_WRITTEN PROBLEM_
Reproduce every one of the following rows word for word, in the same order.

_INPUT FOR THIS TASK_

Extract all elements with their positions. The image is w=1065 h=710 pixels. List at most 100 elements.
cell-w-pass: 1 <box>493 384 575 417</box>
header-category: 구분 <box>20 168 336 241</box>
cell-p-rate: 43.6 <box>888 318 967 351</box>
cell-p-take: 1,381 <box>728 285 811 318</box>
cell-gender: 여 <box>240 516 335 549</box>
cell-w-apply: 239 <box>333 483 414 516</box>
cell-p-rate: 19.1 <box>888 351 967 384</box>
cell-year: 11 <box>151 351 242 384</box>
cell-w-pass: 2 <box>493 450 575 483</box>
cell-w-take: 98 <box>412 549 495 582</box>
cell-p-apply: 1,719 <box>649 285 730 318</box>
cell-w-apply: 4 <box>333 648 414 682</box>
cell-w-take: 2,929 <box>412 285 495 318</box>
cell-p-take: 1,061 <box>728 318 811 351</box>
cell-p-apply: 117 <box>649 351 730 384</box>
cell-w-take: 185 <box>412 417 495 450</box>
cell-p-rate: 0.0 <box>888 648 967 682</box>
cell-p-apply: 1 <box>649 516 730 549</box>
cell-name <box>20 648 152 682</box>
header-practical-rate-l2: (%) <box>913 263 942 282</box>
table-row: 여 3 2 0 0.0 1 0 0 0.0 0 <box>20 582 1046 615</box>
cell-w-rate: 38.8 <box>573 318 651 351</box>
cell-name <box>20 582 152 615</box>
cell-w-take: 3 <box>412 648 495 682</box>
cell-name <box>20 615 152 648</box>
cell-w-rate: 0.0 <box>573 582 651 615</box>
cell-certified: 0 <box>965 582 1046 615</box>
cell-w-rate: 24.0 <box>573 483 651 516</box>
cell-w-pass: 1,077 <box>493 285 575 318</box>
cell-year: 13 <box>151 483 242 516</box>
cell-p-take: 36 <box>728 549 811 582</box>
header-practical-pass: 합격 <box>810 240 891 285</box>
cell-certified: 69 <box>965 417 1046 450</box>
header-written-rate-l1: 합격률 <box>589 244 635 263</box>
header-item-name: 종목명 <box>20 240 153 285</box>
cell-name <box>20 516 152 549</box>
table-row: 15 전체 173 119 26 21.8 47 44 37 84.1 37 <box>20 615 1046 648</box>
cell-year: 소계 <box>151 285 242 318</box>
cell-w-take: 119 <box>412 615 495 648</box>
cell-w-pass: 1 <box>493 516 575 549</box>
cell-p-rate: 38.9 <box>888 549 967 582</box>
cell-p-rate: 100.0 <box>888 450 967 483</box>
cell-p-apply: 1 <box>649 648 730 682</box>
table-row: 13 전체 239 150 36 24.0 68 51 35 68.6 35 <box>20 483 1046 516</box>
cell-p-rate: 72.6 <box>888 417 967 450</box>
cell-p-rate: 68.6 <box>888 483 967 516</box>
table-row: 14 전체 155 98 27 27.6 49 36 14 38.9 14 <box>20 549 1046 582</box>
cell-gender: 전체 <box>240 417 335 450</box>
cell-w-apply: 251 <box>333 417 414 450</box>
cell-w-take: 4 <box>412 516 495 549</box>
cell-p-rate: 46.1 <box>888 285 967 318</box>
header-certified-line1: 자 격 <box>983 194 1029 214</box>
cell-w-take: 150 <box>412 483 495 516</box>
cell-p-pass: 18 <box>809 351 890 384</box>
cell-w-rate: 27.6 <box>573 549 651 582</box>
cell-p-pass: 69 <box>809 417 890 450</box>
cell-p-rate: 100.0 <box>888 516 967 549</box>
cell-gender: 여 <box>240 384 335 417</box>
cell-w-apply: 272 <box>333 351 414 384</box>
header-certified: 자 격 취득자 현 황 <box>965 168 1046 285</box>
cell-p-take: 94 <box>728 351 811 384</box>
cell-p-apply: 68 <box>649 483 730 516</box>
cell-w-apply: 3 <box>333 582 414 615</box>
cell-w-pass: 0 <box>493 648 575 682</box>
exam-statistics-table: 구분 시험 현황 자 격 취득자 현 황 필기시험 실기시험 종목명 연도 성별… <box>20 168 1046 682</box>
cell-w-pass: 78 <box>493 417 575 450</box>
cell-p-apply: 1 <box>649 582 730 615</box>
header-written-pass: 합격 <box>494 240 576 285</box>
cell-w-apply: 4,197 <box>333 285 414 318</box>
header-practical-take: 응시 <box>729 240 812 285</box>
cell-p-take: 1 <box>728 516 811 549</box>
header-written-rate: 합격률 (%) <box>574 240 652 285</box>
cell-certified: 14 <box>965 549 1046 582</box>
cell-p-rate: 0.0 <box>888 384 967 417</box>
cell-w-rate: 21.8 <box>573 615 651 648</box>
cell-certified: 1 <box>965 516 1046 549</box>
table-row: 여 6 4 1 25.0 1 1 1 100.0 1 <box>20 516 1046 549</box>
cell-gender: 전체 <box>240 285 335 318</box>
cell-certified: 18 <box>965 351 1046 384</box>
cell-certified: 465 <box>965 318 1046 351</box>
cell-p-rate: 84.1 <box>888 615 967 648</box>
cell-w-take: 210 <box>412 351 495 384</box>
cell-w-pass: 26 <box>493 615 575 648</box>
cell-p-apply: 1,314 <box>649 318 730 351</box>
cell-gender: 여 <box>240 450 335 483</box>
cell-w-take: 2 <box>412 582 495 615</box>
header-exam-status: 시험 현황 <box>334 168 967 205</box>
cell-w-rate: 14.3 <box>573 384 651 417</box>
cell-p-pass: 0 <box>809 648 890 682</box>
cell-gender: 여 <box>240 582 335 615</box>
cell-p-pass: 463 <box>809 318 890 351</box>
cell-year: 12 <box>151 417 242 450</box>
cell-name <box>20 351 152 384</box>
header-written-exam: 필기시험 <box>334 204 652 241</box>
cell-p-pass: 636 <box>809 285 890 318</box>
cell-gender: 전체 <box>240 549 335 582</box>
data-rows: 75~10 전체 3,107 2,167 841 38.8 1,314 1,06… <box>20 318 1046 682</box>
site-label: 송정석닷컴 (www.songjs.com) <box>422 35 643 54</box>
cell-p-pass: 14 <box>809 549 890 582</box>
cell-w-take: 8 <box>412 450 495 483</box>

_RESPONSE TO THE TASK_
Extract all elements with their positions. The image is w=1065 h=710 pixels. List at most 100 elements.
cell-w-pass: 1 <box>493 384 575 417</box>
header-category: 구분 <box>20 168 336 241</box>
cell-p-rate: 43.6 <box>888 318 967 351</box>
cell-p-take: 1,381 <box>728 285 811 318</box>
cell-gender: 여 <box>240 516 335 549</box>
cell-w-apply: 239 <box>333 483 414 516</box>
cell-p-rate: 19.1 <box>888 351 967 384</box>
cell-year: 11 <box>151 351 242 384</box>
cell-w-pass: 2 <box>493 450 575 483</box>
cell-w-take: 98 <box>412 549 495 582</box>
cell-p-apply: 1,719 <box>649 285 730 318</box>
cell-w-apply: 4 <box>333 648 414 682</box>
cell-w-take: 2,929 <box>412 285 495 318</box>
cell-p-take: 1,061 <box>728 318 811 351</box>
cell-p-apply: 117 <box>649 351 730 384</box>
cell-w-take: 185 <box>412 417 495 450</box>
cell-p-rate: 0.0 <box>888 648 967 682</box>
cell-p-apply: 1 <box>649 516 730 549</box>
cell-name <box>20 648 152 682</box>
header-practical-rate-l2: (%) <box>913 263 942 282</box>
table-row: 여 3 2 0 0.0 1 0 0 0.0 0 <box>20 582 1046 615</box>
cell-w-rate: 38.8 <box>573 318 651 351</box>
cell-name <box>20 582 152 615</box>
cell-w-take: 3 <box>412 648 495 682</box>
cell-name <box>20 615 152 648</box>
cell-w-rate: 0.0 <box>573 582 651 615</box>
cell-certified: 0 <box>965 582 1046 615</box>
cell-w-rate: 24.0 <box>573 483 651 516</box>
cell-w-pass: 1,077 <box>493 285 575 318</box>
cell-year: 13 <box>151 483 242 516</box>
cell-p-take: 36 <box>728 549 811 582</box>
header-practical-pass: 합격 <box>810 240 891 285</box>
cell-certified: 69 <box>965 417 1046 450</box>
header-written-rate-l1: 합격률 <box>589 244 635 263</box>
header-item-name: 종목명 <box>20 240 153 285</box>
cell-name <box>20 516 152 549</box>
table-row: 15 전체 173 119 26 21.8 47 44 37 84.1 37 <box>20 615 1046 648</box>
cell-year: 소계 <box>151 285 242 318</box>
cell-w-take: 119 <box>412 615 495 648</box>
cell-w-pass: 1 <box>493 516 575 549</box>
cell-p-rate: 38.9 <box>888 549 967 582</box>
cell-p-rate: 100.0 <box>888 450 967 483</box>
cell-p-apply: 1 <box>649 648 730 682</box>
table-row: 13 전체 239 150 36 24.0 68 51 35 68.6 35 <box>20 483 1046 516</box>
cell-p-rate: 72.6 <box>888 417 967 450</box>
cell-p-rate: 68.6 <box>888 483 967 516</box>
table-row: 14 전체 155 98 27 27.6 49 36 14 38.9 14 <box>20 549 1046 582</box>
cell-gender: 전체 <box>240 417 335 450</box>
cell-w-apply: 251 <box>333 417 414 450</box>
cell-w-take: 4 <box>412 516 495 549</box>
cell-p-rate: 46.1 <box>888 285 967 318</box>
header-certified-line1: 자 격 <box>983 194 1029 214</box>
cell-w-take: 150 <box>412 483 495 516</box>
cell-p-pass: 18 <box>809 351 890 384</box>
cell-w-rate: 27.6 <box>573 549 651 582</box>
cell-p-pass: 69 <box>809 417 890 450</box>
cell-p-rate: 100.0 <box>888 516 967 549</box>
cell-gender: 여 <box>240 384 335 417</box>
cell-w-apply: 272 <box>333 351 414 384</box>
header-certified: 자 격 취득자 현 황 <box>965 168 1046 285</box>
cell-p-take: 94 <box>728 351 811 384</box>
cell-p-apply: 68 <box>649 483 730 516</box>
cell-w-apply: 3 <box>333 582 414 615</box>
cell-w-pass: 0 <box>493 648 575 682</box>
exam-statistics-table: 구분 시험 현황 자 격 취득자 현 황 필기시험 실기시험 종목명 연도 성별… <box>20 168 1046 682</box>
cell-w-pass: 78 <box>493 417 575 450</box>
cell-p-apply: 1 <box>649 582 730 615</box>
header-written-pass: 합격 <box>494 240 576 285</box>
cell-w-apply: 4,197 <box>333 285 414 318</box>
header-practical-take: 응시 <box>729 240 812 285</box>
cell-p-take: 1 <box>728 516 811 549</box>
header-written-rate: 합격률 (%) <box>574 240 652 285</box>
cell-certified: 14 <box>965 549 1046 582</box>
cell-p-rate: 0.0 <box>888 384 967 417</box>
cell-w-rate: 21.8 <box>573 615 651 648</box>
cell-certified: 1 <box>965 516 1046 549</box>
table-row: 여 6 4 1 25.0 1 1 1 100.0 1 <box>20 516 1046 549</box>
cell-gender: 전체 <box>240 285 335 318</box>
cell-certified: 18 <box>965 351 1046 384</box>
cell-certified: 465 <box>965 318 1046 351</box>
cell-p-rate: 84.1 <box>888 615 967 648</box>
cell-w-take: 210 <box>412 351 495 384</box>
cell-w-pass: 26 <box>493 615 575 648</box>
cell-p-apply: 1,314 <box>649 318 730 351</box>
cell-gender: 여 <box>240 450 335 483</box>
cell-w-take: 2 <box>412 582 495 615</box>
header-exam-status: 시험 현황 <box>334 168 967 205</box>
cell-w-rate: 14.3 <box>573 384 651 417</box>
cell-p-pass: 0 <box>809 648 890 682</box>
cell-gender: 여 <box>240 582 335 615</box>
cell-p-pass: 463 <box>809 318 890 351</box>
cell-year: 12 <box>151 417 242 450</box>
cell-name <box>20 351 152 384</box>
header-written-exam: 필기시험 <box>334 204 652 241</box>
cell-p-pass: 636 <box>809 285 890 318</box>
cell-gender: 전체 <box>240 549 335 582</box>
data-rows: 75~10 전체 3,107 2,167 841 38.8 1,314 1,06… <box>20 318 1046 682</box>
site-label: 송정석닷컴 (www.songjs.com) <box>422 35 643 54</box>
cell-p-pass: 14 <box>809 549 890 582</box>
cell-w-take: 8 <box>412 450 495 483</box>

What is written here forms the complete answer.